WHAT YOU ARE ASKED TO DO – Format all of the data below as a Markdown table with two columns, "No." and "Line". Number each line in order and omit any blank lines.

DATA PROVIDED –
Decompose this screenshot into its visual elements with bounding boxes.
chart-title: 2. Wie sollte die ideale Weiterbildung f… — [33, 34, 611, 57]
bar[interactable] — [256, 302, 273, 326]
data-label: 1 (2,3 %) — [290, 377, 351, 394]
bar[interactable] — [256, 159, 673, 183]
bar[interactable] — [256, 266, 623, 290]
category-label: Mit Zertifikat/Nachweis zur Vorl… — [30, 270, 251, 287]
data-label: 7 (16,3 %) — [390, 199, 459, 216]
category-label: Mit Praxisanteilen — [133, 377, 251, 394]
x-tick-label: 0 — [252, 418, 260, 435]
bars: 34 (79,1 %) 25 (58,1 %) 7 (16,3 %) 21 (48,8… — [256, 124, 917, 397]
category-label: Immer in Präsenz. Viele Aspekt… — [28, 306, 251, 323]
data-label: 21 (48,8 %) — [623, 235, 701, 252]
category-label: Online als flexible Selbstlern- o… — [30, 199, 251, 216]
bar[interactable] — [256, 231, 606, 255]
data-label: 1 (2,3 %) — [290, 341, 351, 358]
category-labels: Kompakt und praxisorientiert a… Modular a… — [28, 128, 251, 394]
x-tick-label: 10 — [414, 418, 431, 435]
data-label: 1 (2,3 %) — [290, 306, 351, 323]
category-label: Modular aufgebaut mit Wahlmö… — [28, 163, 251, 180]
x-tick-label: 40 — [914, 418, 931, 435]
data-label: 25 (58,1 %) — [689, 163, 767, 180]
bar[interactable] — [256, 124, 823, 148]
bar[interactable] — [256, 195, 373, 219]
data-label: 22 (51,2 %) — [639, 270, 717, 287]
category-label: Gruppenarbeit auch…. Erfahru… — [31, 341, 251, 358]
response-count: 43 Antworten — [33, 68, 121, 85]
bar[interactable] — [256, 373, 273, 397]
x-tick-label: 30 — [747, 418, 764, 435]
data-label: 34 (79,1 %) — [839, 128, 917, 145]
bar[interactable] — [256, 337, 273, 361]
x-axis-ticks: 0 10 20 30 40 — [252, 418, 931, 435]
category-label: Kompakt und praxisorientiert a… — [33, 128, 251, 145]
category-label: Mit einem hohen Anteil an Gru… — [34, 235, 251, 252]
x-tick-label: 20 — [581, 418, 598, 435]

THE COMPLETED TASK –
| No. | Line |
|---|---|
| 1 | Decompose this screenshot into its visual elements with bounding boxes. |
| 2 | chart-title: 2. Wie sollte die ideale Weiterbildung f… — [33, 34, 611, 57] |
| 3 | bar[interactable] — [256, 302, 273, 326] |
| 4 | data-label: 1 (2,3 %) — [290, 377, 351, 394] |
| 5 | bar[interactable] — [256, 159, 673, 183] |
| 6 | bar[interactable] — [256, 266, 623, 290] |
| 7 | category-label: Mit Zertifikat/Nachweis zur Vorl… — [30, 270, 251, 287] |
| 8 | data-label: 7 (16,3 %) — [390, 199, 459, 216] |
| 9 | category-label: Mit Praxisanteilen — [133, 377, 251, 394] |
| 10 | x-tick-label: 0 — [252, 418, 260, 435] |
| 11 | bars: 34 (79,1 %) 25 (58,1 %) 7 (16,3 %) 21 (48,8… — [256, 124, 917, 397] |
| 12 | category-label: Immer in Präsenz. Viele Aspekt… — [28, 306, 251, 323] |
| 13 | data-label: 21 (48,8 %) — [623, 235, 701, 252] |
| 14 | category-label: Online als flexible Selbstlern- o… — [30, 199, 251, 216] |
| 15 | bar[interactable] — [256, 231, 606, 255] |
| 16 | data-label: 1 (2,3 %) — [290, 341, 351, 358] |
| 17 | category-labels: Kompakt und praxisorientiert a… Modular a… — [28, 128, 251, 394] |
| 18 | x-tick-label: 10 — [414, 418, 431, 435] |
| 19 | data-label: 1 (2,3 %) — [290, 306, 351, 323] |
| 20 | category-label: Modular aufgebaut mit Wahlmö… — [28, 163, 251, 180] |
| 21 | x-tick-label: 40 — [914, 418, 931, 435] |
| 22 | data-label: 25 (58,1 %) — [689, 163, 767, 180] |
| 23 | bar[interactable] — [256, 124, 823, 148] |
| 24 | bar[interactable] — [256, 195, 373, 219] |
| 25 | data-label: 22 (51,2 %) — [639, 270, 717, 287] |
| 26 | category-label: Gruppenarbeit auch…. Erfahru… — [31, 341, 251, 358] |
| 27 | response-count: 43 Antworten — [33, 68, 121, 85] |
| 28 | bar[interactable] — [256, 373, 273, 397] |
| 29 | x-tick-label: 30 — [747, 418, 764, 435] |
| 30 | data-label: 34 (79,1 %) — [839, 128, 917, 145] |
| 31 | bar[interactable] — [256, 337, 273, 361] |
| 32 | x-axis-ticks: 0 10 20 30 40 — [252, 418, 931, 435] |
| 33 | category-label: Kompakt und praxisorientiert a… — [33, 128, 251, 145] |
| 34 | category-label: Mit einem hohen Anteil an Gru… — [34, 235, 251, 252] |
| 35 | x-tick-label: 20 — [581, 418, 598, 435] |